TASK -
For each line of the data below that contains "dari", return that line.

------------------------------------------------------------

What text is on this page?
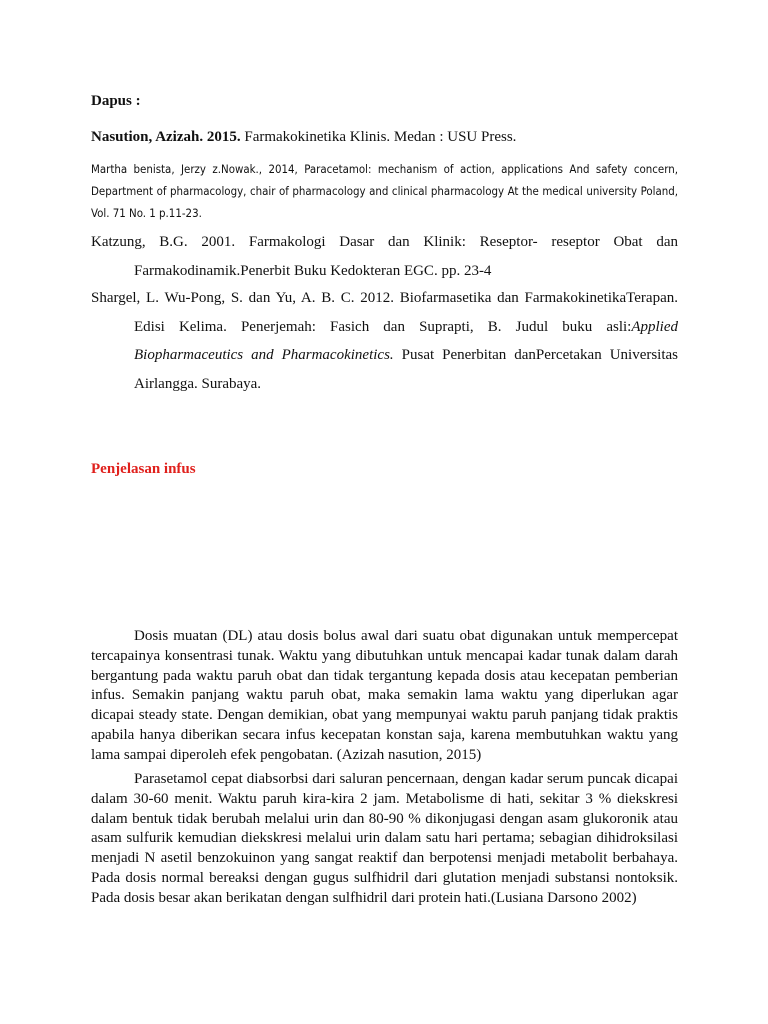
Dapus :
Nasution, Azizah. 2015. Farmakokinetika Klinis. Medan : USU Press.
Martha benista, Jerzy z.Nowak., 2014, Paracetamol: mechanism of action, applications And safety concern, Department of pharmacology, chair of pharmacology and clinical pharmacology At the medical university Poland, Vol. 71 No. 1 p.11-23.
Katzung, B.G. 2001. Farmakologi Dasar dan Klinik: Reseptor- reseptor Obat dan Farmakodinamik.Penerbit Buku Kedokteran EGC. pp. 23-4
Shargel, L. Wu-Pong, S. dan Yu, A. B. C. 2012. Biofarmasetika dan FarmakokinetikaTerapan. Edisi Kelima. Penerjemah: Fasich dan Suprapti, B. Judul buku asli:Applied Biopharmaceutics and Pharmacokinetics. Pusat Penerbitan danPercetakan Universitas Airlangga. Surabaya.
Penjelasan infus

Dosis muatan (DL) atau dosis bolus awal dari suatu obat digunakan untuk mempercepat tercapainya konsentrasi tunak. Waktu yang dibutuhkan untuk mencapai kadar tunak dalam darah bergantung pada waktu paruh obat dan tidak tergantung kepada dosis atau kecepatan pemberian infus. Semakin panjang waktu paruh obat, maka semakin lama waktu yang diperlukan agar dicapai steady state. Dengan demikian, obat yang mempunyai waktu paruh panjang tidak praktis apabila hanya diberikan secara infus kecepatan konstan saja, karena membutuhkan waktu yang lama sampai diperoleh efek pengobatan. (Azizah nasution, 2015)

Parasetamol cepat diabsorbsi dari saluran pencernaan, dengan kadar serum puncak dicapai dalam 30-60 menit. Waktu paruh kira-kira 2 jam. Metabolisme di hati, sekitar 3 % diekskresi dalam bentuk tidak berubah melalui urin dan 80-90 % dikonjugasi dengan asam glukoronik atau asam sulfurik kemudian diekskresi melalui urin dalam satu hari pertama; sebagian dihidroksilasi menjadi N asetil benzokuinon yang sangat reaktif dan berpotensi menjadi metabolit berbahaya. Pada dosis normal bereaksi dengan gugus sulfhidril dari glutation menjadi substansi nontoksik. Pada dosis besar akan berikatan dengan sulfhidril dari protein hati.(Lusiana Darsono 2002)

------------------------------------------------------------

EXERCISE SOLUTION -
Dosis muatan (DL) atau dosis bolus awal dari suatu obat digunakan untuk mempercepat tercapainya konsentrasi tunak. Waktu yang dibutuhkan untuk mencapai kadar tunak dalam darah bergantung pada waktu paruh obat dan tidak tergantung kepada dosis atau kecepatan pemberian infus. Semakin panjang waktu paruh obat, maka semakin lama waktu yang diperlukan agar dicapai steady state. Dengan demikian, obat yang mempunyai waktu paruh panjang tidak praktis apabila hanya diberikan secara infus kecepatan konstan saja, karena membutuhkan waktu yang lama sampai diperoleh efek pengobatan. (Azizah nasution, 2015)
Parasetamol cepat diabsorbsi dari saluran pencernaan, dengan kadar serum puncak dicapai dalam 30-60 menit. Waktu paruh kira-kira 2 jam. Metabolisme di hati, sekitar 3 % diekskresi dalam bentuk tidak berubah melalui urin dan 80-90 % dikonjugasi dengan asam glukoronik atau asam sulfurik kemudian diekskresi melalui urin dalam satu hari pertama; sebagian dihidroksilasi menjadi N asetil benzokuinon yang sangat reaktif dan berpotensi menjadi metabolit berbahaya. Pada dosis normal bereaksi dengan gugus sulfhidril dari glutation menjadi substansi nontoksik. Pada dosis besar akan berikatan dengan sulfhidril dari protein hati.(Lusiana Darsono 2002)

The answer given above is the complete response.